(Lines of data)
------------------------------

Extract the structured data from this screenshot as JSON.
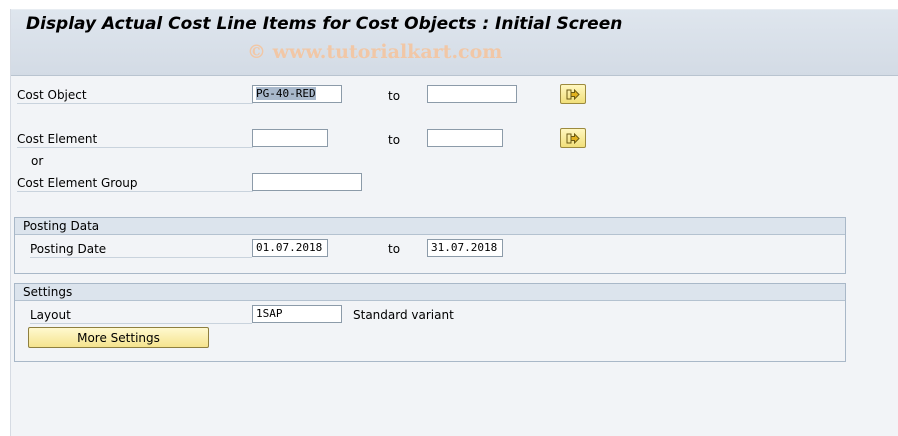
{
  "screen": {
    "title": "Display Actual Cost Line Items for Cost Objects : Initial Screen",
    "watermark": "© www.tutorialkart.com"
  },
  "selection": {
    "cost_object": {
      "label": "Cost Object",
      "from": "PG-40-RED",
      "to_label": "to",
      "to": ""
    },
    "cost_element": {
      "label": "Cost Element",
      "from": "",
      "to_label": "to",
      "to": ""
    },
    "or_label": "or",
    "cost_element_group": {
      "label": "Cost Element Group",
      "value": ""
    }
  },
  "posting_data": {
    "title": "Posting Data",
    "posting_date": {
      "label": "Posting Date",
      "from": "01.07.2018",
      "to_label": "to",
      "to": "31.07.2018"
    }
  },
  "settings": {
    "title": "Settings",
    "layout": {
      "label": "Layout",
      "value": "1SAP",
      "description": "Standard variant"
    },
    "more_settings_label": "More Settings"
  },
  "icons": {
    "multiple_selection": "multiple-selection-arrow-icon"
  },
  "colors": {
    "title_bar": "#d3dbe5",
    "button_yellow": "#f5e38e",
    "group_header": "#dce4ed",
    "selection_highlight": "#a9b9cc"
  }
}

------------------------------

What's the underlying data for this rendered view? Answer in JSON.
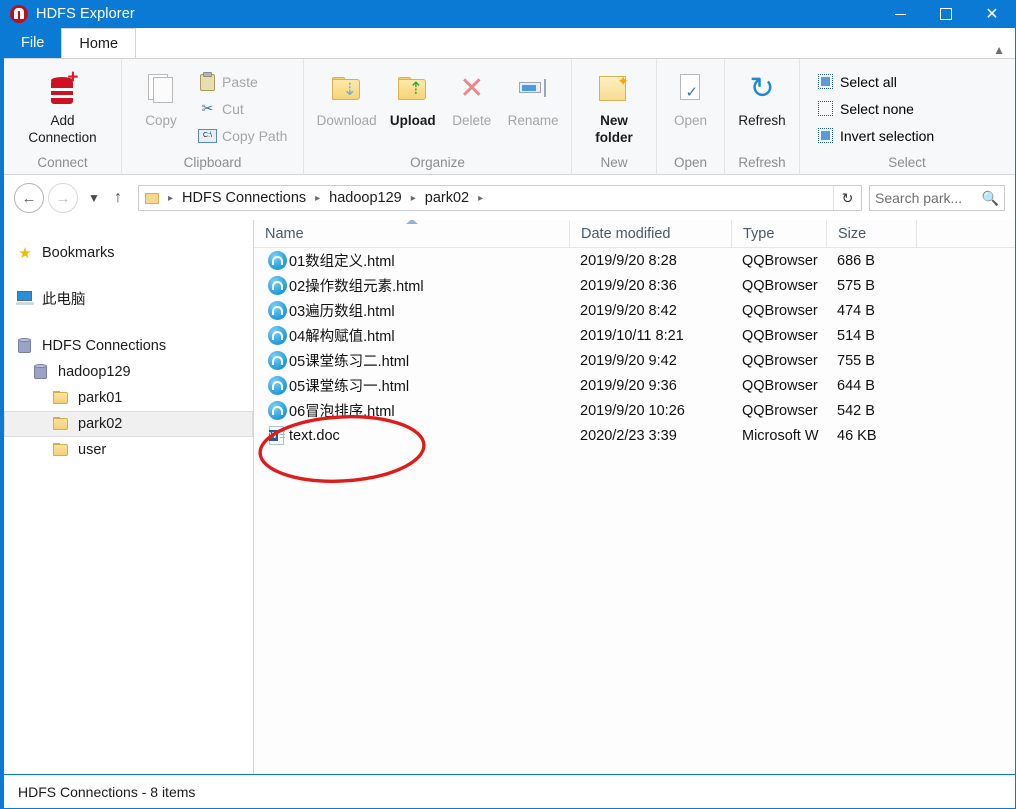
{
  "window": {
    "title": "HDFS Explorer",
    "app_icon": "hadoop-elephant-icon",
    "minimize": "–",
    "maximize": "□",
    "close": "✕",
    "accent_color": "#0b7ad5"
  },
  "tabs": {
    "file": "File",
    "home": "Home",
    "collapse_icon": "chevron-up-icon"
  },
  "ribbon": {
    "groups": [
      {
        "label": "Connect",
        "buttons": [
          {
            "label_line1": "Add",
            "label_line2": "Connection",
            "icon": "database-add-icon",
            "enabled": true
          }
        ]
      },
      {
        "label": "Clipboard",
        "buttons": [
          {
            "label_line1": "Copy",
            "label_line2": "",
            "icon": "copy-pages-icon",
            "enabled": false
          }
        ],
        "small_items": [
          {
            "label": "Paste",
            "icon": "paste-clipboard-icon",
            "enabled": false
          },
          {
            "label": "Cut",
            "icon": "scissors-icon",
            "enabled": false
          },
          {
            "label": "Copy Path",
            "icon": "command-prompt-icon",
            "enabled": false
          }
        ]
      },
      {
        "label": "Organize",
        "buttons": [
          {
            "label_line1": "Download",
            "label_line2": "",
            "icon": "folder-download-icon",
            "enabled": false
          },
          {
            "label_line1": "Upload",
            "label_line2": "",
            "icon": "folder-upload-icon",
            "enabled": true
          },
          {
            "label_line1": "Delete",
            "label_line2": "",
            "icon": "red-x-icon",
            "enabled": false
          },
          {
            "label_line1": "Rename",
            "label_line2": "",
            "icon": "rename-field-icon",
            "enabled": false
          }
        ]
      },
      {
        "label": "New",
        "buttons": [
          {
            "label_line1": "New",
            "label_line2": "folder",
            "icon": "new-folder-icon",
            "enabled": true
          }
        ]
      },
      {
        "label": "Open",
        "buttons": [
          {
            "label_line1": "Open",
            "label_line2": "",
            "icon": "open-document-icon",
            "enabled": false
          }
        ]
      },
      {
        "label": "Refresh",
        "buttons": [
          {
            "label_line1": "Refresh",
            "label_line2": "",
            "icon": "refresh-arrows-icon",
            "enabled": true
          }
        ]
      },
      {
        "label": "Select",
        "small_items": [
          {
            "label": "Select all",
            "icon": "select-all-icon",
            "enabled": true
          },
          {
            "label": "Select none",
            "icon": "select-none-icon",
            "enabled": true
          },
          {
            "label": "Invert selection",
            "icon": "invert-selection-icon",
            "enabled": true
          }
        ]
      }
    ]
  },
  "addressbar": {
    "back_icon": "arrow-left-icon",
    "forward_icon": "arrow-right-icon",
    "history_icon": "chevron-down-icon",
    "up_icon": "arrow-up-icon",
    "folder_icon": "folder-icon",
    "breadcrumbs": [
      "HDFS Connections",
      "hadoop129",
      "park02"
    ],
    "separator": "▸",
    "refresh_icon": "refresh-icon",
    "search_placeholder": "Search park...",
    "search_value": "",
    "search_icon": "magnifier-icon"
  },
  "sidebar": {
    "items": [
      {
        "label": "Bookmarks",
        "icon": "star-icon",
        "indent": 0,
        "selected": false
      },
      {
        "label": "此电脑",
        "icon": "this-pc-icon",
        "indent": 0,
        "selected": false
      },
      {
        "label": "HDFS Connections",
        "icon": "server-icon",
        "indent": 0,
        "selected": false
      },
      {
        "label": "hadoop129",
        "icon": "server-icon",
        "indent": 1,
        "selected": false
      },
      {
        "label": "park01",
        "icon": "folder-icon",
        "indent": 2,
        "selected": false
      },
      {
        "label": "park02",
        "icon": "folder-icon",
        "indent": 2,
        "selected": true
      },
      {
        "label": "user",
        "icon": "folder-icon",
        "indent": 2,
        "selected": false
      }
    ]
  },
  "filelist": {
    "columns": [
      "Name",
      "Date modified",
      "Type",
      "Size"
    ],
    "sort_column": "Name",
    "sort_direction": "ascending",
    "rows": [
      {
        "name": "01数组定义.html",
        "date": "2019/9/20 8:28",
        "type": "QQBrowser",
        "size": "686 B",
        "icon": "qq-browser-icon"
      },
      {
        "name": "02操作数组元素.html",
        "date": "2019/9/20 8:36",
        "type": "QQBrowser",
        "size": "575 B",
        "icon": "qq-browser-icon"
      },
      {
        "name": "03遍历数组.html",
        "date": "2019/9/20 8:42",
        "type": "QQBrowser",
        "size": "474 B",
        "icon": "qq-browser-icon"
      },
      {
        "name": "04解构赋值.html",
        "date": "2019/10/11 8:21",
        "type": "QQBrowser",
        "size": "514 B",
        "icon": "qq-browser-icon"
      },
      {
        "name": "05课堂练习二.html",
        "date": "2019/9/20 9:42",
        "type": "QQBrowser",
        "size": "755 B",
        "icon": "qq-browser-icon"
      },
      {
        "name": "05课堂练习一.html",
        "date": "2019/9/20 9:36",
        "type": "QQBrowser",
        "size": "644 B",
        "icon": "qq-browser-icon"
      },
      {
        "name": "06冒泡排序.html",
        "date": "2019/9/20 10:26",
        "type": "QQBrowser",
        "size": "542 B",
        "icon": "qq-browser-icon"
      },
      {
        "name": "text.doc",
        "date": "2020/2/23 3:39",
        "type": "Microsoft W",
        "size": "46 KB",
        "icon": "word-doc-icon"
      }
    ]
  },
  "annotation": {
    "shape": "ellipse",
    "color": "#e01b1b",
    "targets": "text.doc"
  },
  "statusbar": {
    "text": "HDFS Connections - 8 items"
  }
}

------------------------------

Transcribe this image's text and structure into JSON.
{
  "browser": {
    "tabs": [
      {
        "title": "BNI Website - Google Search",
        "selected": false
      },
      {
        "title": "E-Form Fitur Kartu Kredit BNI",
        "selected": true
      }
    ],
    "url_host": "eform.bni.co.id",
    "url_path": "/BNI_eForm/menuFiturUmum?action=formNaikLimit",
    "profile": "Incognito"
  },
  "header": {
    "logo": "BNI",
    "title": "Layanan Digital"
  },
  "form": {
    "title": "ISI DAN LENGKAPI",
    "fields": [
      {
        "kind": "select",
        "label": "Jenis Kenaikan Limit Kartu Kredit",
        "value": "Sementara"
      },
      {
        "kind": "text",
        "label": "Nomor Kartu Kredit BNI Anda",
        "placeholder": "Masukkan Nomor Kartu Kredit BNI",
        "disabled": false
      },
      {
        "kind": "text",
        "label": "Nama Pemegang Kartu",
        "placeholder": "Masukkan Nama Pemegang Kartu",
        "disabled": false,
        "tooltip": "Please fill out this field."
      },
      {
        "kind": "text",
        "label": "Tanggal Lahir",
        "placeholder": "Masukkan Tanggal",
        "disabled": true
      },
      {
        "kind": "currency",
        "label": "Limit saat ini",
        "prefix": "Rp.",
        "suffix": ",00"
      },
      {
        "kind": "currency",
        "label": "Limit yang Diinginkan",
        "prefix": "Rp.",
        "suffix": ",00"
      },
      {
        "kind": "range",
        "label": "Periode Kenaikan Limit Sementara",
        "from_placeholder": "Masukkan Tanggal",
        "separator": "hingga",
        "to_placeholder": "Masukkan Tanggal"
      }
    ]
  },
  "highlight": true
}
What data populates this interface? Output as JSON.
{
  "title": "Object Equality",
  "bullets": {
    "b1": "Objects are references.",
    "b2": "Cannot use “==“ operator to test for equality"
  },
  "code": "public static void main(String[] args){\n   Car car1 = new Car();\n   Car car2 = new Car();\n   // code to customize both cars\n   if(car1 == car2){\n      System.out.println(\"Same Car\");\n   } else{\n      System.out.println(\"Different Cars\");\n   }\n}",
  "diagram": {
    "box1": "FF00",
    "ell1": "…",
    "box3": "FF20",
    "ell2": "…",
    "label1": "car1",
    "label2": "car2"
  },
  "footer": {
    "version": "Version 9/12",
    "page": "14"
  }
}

------------------------------

> EXERCISE PROMPT
Go through the entries above and count the lines containing the word "Sementara"; give only that count.

> RESULT
2